**Required work**
Return all lines where the word "from" can be found.

**Data to process**
-------------------------

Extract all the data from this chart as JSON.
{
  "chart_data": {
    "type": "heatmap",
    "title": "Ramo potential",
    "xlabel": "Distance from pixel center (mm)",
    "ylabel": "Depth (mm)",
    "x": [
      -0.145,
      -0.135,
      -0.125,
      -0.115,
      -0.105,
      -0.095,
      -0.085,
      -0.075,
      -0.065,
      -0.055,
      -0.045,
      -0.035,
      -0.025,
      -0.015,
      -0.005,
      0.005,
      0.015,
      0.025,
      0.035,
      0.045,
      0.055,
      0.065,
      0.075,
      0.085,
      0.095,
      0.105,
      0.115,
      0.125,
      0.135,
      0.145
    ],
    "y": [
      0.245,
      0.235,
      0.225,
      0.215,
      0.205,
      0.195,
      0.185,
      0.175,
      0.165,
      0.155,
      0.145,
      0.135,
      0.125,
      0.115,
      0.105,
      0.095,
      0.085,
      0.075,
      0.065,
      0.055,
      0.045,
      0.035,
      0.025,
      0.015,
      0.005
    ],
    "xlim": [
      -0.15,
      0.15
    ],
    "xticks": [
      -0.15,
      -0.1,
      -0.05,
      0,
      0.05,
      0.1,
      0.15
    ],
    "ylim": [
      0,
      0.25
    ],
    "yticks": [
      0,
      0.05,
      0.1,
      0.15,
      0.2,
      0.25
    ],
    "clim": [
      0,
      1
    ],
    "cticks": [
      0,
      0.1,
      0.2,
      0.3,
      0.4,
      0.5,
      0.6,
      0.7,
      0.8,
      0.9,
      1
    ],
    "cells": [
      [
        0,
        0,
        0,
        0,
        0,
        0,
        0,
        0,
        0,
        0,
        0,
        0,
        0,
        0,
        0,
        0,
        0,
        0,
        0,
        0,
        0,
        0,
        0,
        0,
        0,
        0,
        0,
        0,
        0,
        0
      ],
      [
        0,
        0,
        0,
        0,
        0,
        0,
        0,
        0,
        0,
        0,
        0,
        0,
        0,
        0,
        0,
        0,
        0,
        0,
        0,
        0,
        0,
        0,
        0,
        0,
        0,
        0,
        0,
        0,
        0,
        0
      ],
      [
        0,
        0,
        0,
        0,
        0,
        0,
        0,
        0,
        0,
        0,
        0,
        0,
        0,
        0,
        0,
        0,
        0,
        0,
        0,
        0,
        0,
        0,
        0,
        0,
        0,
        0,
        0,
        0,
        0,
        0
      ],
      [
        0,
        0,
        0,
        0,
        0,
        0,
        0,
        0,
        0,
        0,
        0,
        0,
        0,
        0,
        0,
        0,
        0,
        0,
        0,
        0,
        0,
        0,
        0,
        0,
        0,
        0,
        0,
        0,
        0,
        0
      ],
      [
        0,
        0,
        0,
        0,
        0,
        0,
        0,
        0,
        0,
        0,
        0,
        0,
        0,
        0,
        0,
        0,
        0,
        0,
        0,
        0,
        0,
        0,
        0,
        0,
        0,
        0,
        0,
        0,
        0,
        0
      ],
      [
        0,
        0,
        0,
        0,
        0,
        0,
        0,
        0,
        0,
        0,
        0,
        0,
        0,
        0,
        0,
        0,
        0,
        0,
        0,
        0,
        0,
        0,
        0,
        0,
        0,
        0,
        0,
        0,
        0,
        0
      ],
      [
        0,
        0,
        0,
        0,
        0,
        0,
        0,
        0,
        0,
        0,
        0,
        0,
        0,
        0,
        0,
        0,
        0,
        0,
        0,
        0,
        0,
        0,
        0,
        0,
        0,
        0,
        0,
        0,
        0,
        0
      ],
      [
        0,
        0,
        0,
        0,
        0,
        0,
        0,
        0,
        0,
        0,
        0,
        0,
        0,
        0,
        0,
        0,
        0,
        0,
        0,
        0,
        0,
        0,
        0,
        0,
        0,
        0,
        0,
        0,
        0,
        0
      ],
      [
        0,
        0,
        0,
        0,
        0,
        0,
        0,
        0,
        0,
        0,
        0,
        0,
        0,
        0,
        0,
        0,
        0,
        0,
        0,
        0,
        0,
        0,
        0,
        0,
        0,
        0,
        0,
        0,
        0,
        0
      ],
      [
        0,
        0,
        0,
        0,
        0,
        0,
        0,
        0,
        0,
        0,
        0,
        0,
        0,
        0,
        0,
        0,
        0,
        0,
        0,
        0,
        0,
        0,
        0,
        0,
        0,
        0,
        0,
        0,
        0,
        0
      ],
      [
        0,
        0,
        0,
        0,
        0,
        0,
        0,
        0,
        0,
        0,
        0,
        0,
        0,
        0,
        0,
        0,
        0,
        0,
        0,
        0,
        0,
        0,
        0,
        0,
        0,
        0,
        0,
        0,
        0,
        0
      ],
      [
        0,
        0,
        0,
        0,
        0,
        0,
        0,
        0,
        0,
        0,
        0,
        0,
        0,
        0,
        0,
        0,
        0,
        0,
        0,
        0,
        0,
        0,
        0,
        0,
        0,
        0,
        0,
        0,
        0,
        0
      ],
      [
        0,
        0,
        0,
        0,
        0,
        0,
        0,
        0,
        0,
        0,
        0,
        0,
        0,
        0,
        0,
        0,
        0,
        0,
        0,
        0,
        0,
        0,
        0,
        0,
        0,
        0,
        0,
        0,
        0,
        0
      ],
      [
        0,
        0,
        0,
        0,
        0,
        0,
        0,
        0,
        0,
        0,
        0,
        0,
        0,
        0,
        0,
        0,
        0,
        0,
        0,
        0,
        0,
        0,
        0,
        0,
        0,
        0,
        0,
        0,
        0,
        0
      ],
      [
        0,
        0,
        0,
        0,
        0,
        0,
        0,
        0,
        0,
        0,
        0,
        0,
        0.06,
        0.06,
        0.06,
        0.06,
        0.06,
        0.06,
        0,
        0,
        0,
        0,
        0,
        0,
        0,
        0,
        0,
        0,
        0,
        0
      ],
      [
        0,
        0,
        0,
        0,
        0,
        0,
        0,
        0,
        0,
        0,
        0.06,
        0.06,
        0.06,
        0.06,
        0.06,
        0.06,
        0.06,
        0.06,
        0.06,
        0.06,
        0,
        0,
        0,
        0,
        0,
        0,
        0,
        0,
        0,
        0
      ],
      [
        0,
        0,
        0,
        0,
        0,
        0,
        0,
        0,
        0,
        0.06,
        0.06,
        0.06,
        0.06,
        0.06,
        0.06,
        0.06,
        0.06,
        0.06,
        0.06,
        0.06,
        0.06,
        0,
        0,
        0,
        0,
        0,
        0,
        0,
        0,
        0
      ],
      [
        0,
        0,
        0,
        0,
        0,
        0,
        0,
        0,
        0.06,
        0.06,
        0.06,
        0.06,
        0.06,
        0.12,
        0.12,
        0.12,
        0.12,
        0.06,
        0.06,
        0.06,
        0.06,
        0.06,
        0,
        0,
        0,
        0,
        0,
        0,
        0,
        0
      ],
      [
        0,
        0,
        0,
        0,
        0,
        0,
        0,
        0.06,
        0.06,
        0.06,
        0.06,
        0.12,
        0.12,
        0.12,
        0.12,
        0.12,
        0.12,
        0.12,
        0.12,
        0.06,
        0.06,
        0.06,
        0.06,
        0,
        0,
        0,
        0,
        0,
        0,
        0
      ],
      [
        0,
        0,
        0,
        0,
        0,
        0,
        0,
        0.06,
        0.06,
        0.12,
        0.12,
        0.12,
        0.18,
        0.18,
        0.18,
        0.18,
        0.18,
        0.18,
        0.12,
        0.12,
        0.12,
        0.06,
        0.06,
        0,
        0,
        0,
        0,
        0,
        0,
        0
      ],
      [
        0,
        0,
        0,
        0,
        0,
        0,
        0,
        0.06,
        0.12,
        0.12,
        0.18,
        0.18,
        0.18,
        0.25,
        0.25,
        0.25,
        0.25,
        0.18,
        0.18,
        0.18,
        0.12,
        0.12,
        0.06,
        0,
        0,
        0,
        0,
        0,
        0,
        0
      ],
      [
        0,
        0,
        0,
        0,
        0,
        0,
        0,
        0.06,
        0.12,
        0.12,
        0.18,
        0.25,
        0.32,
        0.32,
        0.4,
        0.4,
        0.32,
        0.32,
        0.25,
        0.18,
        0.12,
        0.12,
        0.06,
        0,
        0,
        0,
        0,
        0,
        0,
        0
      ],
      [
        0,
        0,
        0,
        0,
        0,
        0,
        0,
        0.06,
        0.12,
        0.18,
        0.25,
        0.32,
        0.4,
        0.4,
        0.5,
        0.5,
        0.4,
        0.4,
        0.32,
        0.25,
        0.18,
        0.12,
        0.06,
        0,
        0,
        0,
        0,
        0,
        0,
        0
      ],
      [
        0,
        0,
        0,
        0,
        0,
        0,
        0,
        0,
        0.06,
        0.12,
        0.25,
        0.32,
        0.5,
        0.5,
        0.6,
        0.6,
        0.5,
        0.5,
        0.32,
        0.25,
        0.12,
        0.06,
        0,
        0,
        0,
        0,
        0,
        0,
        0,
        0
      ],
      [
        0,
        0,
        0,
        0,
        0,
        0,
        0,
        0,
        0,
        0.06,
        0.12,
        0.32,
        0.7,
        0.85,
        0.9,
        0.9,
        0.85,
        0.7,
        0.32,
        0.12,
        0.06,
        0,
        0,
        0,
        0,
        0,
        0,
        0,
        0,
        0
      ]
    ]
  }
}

-------------------------

**Written response**
Extract all the data from this chart as JSON.
    "xlabel": "Distance from pixel center (mm)",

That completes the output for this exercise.